> Exercise instructions
Below are the records; collect from them each line containing the string "вторую".

> Data provided
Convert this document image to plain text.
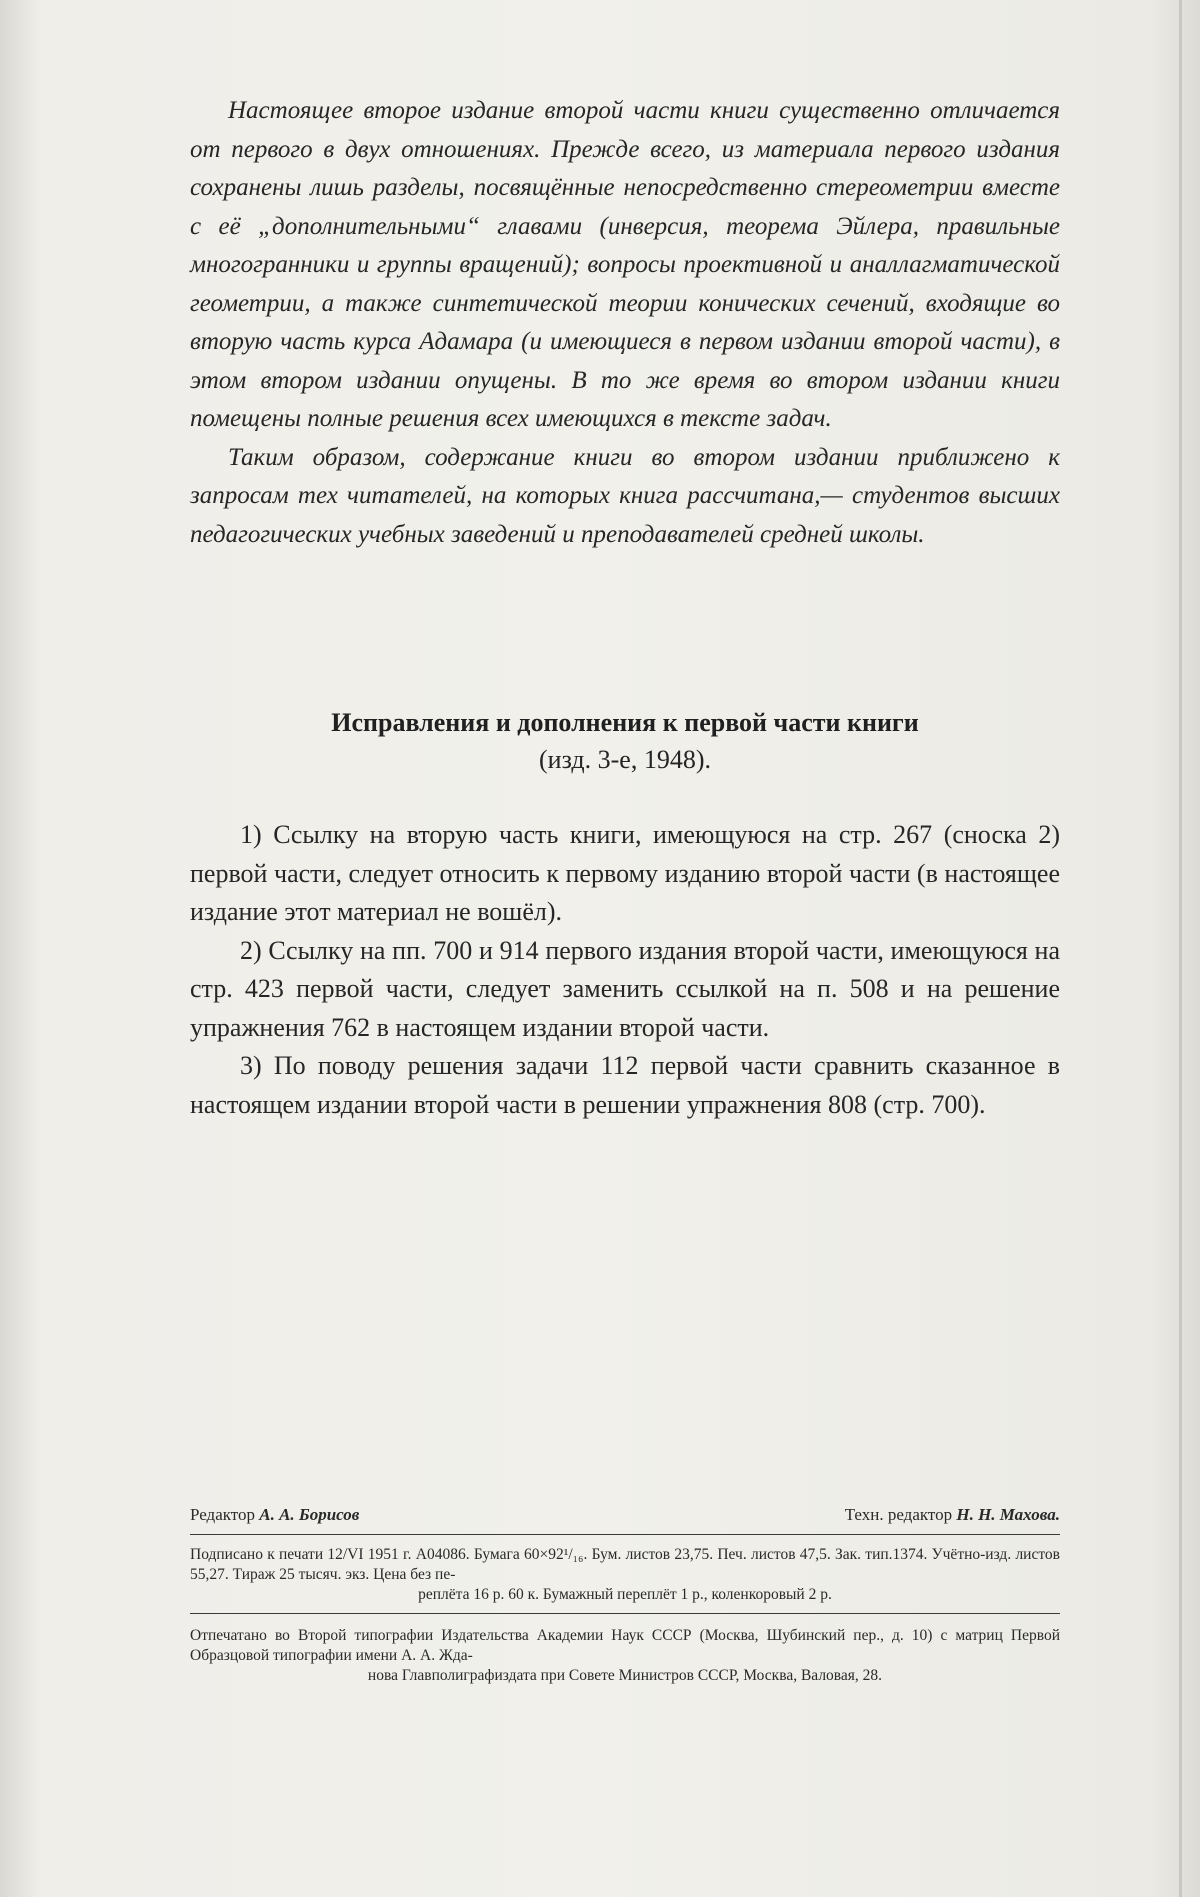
Настоящее второе издание второй части книги существенно отличается от первого в двух отношениях. Прежде всего, из материала первого издания сохранены лишь разделы, посвящённые непосредственно стереометрии вместе с её „дополнительными“ главами (инверсия, теорема Эйлера, правильные многогранники и группы вращений); вопросы проективной и аналлагматической геометрии, а также синтетической теории конических сечений, входящие во вторую часть курса Адамара (и имеющиеся в первом издании второй части), в этом втором издании опущены. В то же время во втором издании книги помещены полные решения всех имеющихся в тексте задач.

Таким образом, содержание книги во втором издании приближено к запросам тех читателей, на которых книга рассчитана,— студентов высших педагогических учебных заведений и преподавателей средней школы.

Исправления и дополнения к первой части книги
(изд. 3-е, 1948).

1) Ссылку на вторую часть книги, имеющуюся на стр. 267 (сноска 2) первой части, следует относить к первому изданию второй части (в настоящее издание этот материал не вошёл).

2) Ссылку на пп. 700 и 914 первого издания второй части, имеющуюся на стр. 423 первой части, следует заменить ссылкой на п. 508 и на решение упражнения 762 в настоящем издании второй части.

3) По поводу решения задачи 112 первой части сравнить сказанное в настоящем издании второй части в решении упражнения 808 (стр. 700).

Редактор А. А. Борисов	Техн. редактор Н. Н. Махова.
Подписано к печати 12/VI 1951 г. А04086. Бумага 60×92¹/₁₆. Бум. листов 23,75. Печ. листов 47,5. Зак. тип.1374. Учётно-изд. листов 55,27. Тираж 25 тысяч. экз. Цена без пе-
реплёта 16 р. 60 к. Бумажный переплёт 1 р., коленкоровый 2 р.
Отпечатано во Второй типографии Издательства Академии Наук СССР (Москва, Шубинский пер., д. 10) с матриц Первой Образцовой типографии имени А. А. Жда-
нова Главполиграфиздата при Совете Министров СССР, Москва, Валовая, 28.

> The answer
Настоящее второе издание второй части книги существенно отличается от первого в двух отношениях. Прежде всего, из материала первого издания сохранены лишь разделы, посвящённые непосредственно стереометрии вместе с её „дополнительными“ главами (инверсия, теорема Эйлера, правильные многогранники и группы вращений); вопросы проективной и аналлагматической геометрии, а также синтетической теории конических сечений, входящие во вторую часть курса Адамара (и имеющиеся в первом издании второй части), в этом втором издании опущены. В то же время во втором издании книги помещены полные решения всех имеющихся в тексте задач.
1) Ссылку на вторую часть книги, имеющуюся на стр. 267 (сноска 2) первой части, следует относить к первому изданию второй части (в настоящее издание этот материал не вошёл).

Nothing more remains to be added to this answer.